#### Document segment

Introduction
Crisis events such as natural disasters, terror attacks and, more recently, a global pandemic place considerable strain on hospital systems and resources.1 2 Critical care ventilators can provide support to patients suffering from a wide range of medical conditions.3 However, a shortage of ventilators has serious implications for patient treatment and prognosis. Emergency and disposable transport ventilators (DTVs) have emerged as a potential alternative that could be used in the initial care of patients.
Mechanical ventilation (MV) is the standard respiratory care provided to critically ill patients who cannot maintain their airways or adequate oxygenation levels. DTVs are devices used in emergency or transport situations to provide positive pressure ventilation and to assist a patient in breathing.4 These devices, for example, the Vortran GO2VENT and Egemen Life Control disposable ventilator, provide controlled ventilation with a fixed fraction of inspired oxygen and have simple controls for breath rate (BR) and tidal volume (Vt). Of note, the GO2VENT is also registered for up to 30 days of short-term use with the Food and Drug Administration. Weiss et al5 compared manual and automatic resuscitators in an emergency medical situation during ventilation of intubated patients and concluded no significant difference in overall patient care between the two resuscitator types. A recent study by Afacan et al6 investigated the efficacy and safety of a DTV; based on patient vital signs and blood gas analyses, the authors found that the disposable ventilator tested was a reliable option for short-term ventilation of critically ill mechanically ventilated patients during transport. To the best of the authors’ knowledge, while a number of studies involving resuscitators are available,2 4–6 no studies have been performed in combination with aerosol therapy, and comparative aerosol delivery efficiencies remains unclear.

#### Exercise requirements
[1] In the introduction on disposable transport ventilators, for how long is the GO2VENT registered for short-term use with the Food and Drug Administration?
[2] Continue the introduction on disposable transport ventilators from its final sentence, in the same formal register.

#### Material supplied
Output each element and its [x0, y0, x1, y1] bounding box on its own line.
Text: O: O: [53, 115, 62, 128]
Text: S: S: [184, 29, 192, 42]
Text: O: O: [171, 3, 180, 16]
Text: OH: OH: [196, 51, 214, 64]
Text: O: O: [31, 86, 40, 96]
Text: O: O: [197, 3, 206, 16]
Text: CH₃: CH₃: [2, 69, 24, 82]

#### Your responses
[1] Up to 30 days.

[2]
Respiratory diseases are a leading cause of critical illness and subsequent provision of respiratory support with combination aerosol therapy is now a mainstay treatment used within the intensive care unit and emergency departments.7–9 Aerosol therapy provides high local drug concentrations with few systemic side effects. Examples of inhaled aerosol agents include bronchodilators and mucolytics which are used in the treatment of chronic obstructive pulmonary disease and asthma.9 10 A number of studies have reported on the factors that can affect aerosol drug delivery, such as choice of aerosol generator, artificial airway selection, placement within the respiratory circuit and humidification. Alhamad et al11 showed that aerosol delivery with a vibrating mesh nebuliser (VMN) and pressurised metered-dose inhaler was more efficient than with a jet nebuliser (JN) in an in vitro paediatric breathing model. The position of the aerosol generator also greatly influences aerosol drug delivery in ventilated patients. Studies by both Berlinski et al12 and Ari et al13 showed improved aerosol deposition when the aerosol generator was placed at the dry side of the humidifier compared with at the wye in both adult and paediatric settings. Finally, various reports have shown how the presence of active and passive humidification, via a heated humidifier or heat and moisture exchangers (HMEs), within the respiratory circuit can influence aerosol deposition.13 14 Ari et al14 reported lower and more consistent aerosol drug delivery with an HME than with a standard non-humidified model.
To date, there has been no study that has examined the potential of DTVs to successfully deliver aerosol for the short-term treatment of ventilator-dependent patients. The hypothesis under investigation in this piece of work is whether DTVs are a viable short-term alternative to MVs for the delivery of aerosol treatments to ventilator-dependent patients. It is well documented in MV studies that nebuliser type, position within the respiratory circuit and humidification can significantly affect the potential aerosol dose a patient receives. The potential effects, if any, of these variables on aerosol drug delivery during simulated ventilation of adult and paediatric patient models will also be examined.